* **Work instructions**
Write down every entry below once more, exactly.

* **Task data**
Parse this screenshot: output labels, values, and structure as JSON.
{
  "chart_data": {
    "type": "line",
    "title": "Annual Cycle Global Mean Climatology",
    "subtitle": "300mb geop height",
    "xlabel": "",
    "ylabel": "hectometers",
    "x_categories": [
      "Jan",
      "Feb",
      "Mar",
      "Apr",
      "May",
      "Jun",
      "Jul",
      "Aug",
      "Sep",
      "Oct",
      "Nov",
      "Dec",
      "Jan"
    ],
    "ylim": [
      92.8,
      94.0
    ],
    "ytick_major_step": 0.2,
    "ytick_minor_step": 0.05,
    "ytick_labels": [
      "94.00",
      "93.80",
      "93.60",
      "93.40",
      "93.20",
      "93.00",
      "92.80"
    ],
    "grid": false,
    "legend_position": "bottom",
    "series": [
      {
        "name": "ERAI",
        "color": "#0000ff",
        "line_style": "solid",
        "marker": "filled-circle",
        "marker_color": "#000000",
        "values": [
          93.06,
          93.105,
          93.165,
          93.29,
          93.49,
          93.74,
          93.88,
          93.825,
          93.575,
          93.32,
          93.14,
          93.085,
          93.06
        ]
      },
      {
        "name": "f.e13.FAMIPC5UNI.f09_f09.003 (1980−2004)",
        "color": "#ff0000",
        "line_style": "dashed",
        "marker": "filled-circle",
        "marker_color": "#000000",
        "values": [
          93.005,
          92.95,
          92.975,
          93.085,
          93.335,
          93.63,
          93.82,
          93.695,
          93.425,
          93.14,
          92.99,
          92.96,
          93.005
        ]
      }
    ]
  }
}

* **Solved problem**
Parse this screenshot: output labels, values, and structure as JSON.
{
  "chart_data": {
    "type": "line",
    "title": "Annual Cycle Global Mean Climatology",
    "subtitle": "300mb geop height",
    "xlabel": "",
    "ylabel": "hectometers",
    "x_categories": [
      "Jan",
      "Feb",
      "Mar",
      "Apr",
      "May",
      "Jun",
      "Jul",
      "Aug",
      "Sep",
      "Oct",
      "Nov",
      "Dec",
      "Jan"
    ],
    "ylim": [
      92.8,
      94.0
    ],
    "ytick_major_step": 0.2,
    "ytick_minor_step": 0.05,
    "ytick_labels": [
      "94.00",
      "93.80",
      "93.60",
      "93.40",
      "93.20",
      "93.00",
      "92.80"
    ],
    "grid": false,
    "legend_position": "bottom",
    "series": [
      {
        "name": "ERAI",
        "color": "#0000ff",
        "line_style": "solid",
        "marker": "filled-circle",
        "marker_color": "#000000",
        "values": [
          93.06,
          93.105,
          93.165,
          93.29,
          93.49,
          93.74,
          93.88,
          93.825,
          93.575,
          93.32,
          93.14,
          93.085,
          93.06
        ]
      },
      {
        "name": "f.e13.FAMIPC5UNI.f09_f09.003 (1980−2004)",
        "color": "#ff0000",
        "line_style": "dashed",
        "marker": "filled-circle",
        "marker_color": "#000000",
        "values": [
          93.005,
          92.95,
          92.975,
          93.085,
          93.335,
          93.63,
          93.82,
          93.695,
          93.425,
          93.14,
          92.99,
          92.96,
          93.005
        ]
      }
    ]
  }
}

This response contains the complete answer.